_What needs to be done:_ Wherever the word "content" turns up in a line of the entries, copy that line.

[Records from a data source]
===

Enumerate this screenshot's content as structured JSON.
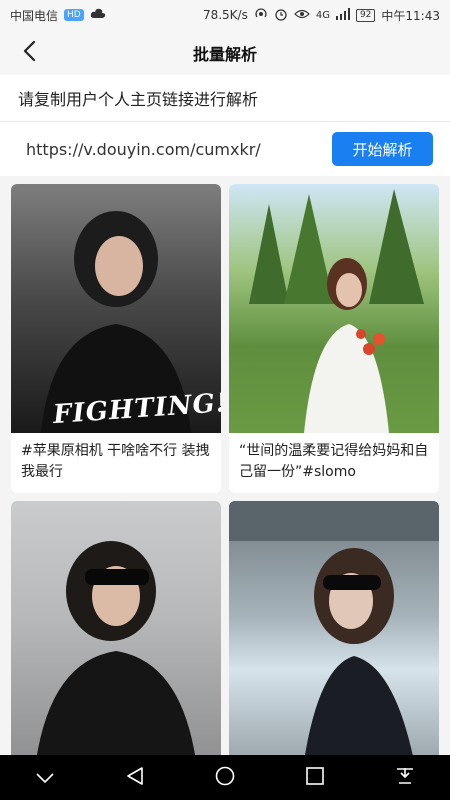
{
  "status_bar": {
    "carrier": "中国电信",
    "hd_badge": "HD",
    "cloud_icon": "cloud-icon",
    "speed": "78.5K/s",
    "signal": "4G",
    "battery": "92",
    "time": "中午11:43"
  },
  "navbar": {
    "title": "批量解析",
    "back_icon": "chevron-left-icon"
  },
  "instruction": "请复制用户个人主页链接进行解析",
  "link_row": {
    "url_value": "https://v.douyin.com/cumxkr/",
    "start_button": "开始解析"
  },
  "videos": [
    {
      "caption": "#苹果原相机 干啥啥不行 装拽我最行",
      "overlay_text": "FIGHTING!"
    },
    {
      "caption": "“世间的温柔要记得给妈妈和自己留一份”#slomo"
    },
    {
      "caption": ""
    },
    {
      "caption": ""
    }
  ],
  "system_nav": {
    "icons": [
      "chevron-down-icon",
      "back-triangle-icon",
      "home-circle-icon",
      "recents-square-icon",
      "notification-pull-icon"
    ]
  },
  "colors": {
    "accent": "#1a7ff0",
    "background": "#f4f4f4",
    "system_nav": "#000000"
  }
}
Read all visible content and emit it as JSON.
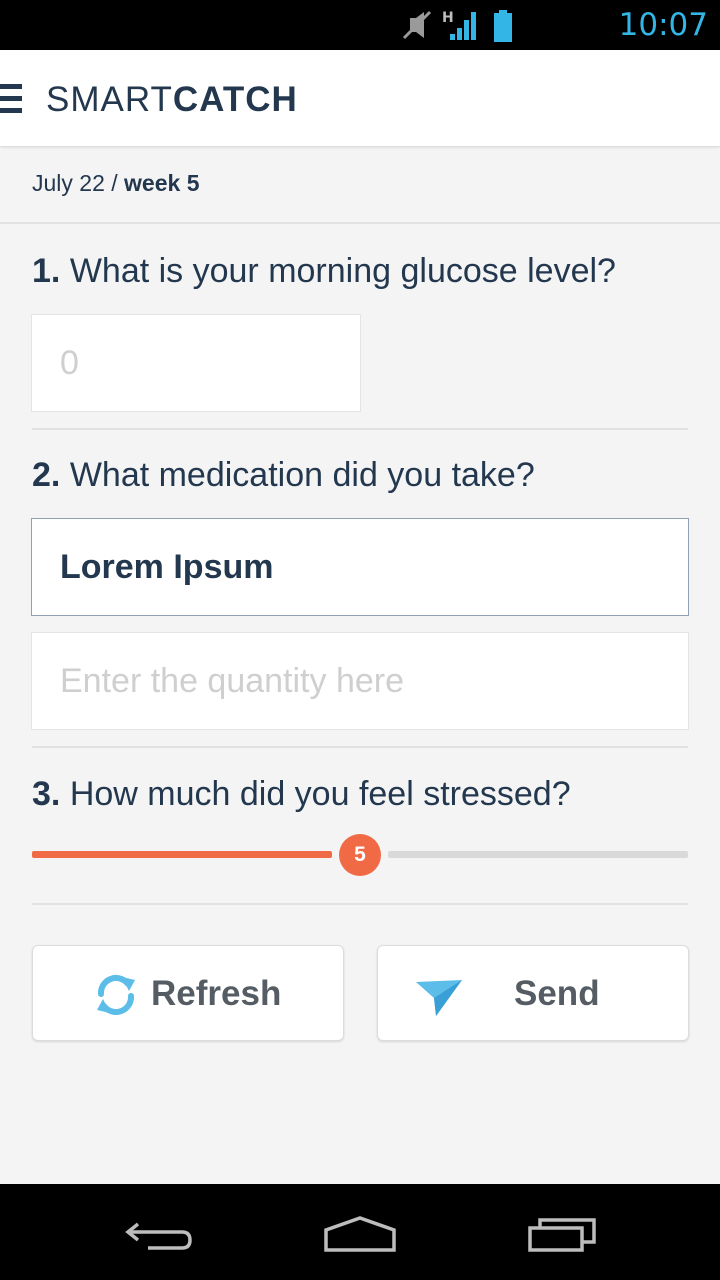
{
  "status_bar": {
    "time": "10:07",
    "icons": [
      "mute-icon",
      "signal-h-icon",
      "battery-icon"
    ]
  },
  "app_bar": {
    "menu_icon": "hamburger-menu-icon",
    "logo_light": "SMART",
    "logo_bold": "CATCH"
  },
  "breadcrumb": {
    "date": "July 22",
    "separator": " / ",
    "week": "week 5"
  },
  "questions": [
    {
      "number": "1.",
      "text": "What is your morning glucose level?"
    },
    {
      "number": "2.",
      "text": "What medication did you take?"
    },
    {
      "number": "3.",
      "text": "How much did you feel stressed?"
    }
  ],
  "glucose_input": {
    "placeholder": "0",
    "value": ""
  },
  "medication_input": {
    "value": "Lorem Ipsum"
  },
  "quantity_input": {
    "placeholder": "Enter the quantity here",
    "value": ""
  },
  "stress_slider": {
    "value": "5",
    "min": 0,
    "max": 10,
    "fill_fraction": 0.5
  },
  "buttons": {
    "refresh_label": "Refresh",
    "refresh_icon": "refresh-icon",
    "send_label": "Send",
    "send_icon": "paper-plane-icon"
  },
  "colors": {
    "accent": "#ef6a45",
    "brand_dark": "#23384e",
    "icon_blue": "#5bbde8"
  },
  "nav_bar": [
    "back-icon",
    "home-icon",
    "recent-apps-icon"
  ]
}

===

_The result:_
Enumerate this screenshot's content as structured JSON.
Read all visible content and emit it as JSON.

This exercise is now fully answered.